→ WHAT YOU SHOULD DO
Please copy every line of the records below that holds the word "Encuentre".

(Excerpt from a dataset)
···

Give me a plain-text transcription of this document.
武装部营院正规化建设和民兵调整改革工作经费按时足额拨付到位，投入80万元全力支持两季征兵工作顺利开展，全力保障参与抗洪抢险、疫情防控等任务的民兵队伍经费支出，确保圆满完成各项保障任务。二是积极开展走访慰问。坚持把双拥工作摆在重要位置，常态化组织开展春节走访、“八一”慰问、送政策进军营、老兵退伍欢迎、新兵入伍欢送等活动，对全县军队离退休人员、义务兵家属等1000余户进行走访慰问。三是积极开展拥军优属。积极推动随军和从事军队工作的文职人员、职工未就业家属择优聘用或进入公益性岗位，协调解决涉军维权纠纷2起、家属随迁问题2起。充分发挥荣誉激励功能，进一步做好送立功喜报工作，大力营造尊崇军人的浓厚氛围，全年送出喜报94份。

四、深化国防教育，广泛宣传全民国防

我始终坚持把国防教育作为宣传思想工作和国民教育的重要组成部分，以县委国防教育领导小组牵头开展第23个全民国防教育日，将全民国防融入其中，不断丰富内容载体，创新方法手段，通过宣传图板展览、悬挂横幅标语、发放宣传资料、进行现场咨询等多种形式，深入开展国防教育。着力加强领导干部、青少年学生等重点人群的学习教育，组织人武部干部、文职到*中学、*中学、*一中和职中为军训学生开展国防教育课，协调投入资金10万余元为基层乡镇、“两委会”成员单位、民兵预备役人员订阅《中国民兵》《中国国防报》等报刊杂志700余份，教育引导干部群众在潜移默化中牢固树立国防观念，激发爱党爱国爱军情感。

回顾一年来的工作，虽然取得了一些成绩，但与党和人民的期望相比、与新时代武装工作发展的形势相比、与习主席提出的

···

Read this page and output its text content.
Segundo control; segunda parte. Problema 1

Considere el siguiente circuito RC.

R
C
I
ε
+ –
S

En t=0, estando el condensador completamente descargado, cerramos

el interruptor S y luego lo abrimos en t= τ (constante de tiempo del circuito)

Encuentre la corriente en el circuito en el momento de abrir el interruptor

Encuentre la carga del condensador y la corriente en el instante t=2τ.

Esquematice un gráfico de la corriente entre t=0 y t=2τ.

···

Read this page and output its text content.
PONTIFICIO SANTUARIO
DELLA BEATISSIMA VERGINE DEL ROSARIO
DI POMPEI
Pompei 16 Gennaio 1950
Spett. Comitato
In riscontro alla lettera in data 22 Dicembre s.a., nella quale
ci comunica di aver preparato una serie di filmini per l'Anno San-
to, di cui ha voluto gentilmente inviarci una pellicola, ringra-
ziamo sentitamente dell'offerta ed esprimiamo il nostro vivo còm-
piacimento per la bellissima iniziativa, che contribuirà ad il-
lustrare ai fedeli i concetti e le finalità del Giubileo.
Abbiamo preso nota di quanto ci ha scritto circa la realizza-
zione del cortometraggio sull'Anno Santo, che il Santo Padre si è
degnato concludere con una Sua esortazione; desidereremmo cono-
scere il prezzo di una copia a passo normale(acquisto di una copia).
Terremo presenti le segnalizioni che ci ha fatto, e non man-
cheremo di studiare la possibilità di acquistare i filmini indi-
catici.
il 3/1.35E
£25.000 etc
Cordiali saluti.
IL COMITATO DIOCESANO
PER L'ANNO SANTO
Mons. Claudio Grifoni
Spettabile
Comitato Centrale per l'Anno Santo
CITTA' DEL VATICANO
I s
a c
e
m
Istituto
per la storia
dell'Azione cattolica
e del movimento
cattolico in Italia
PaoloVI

···

→ REPLY TO THE TASK
Encuentre la corriente en el circuito en el momento de abrir el interruptor
Encuentre la carga del condensador y la corriente en el instante t=2τ.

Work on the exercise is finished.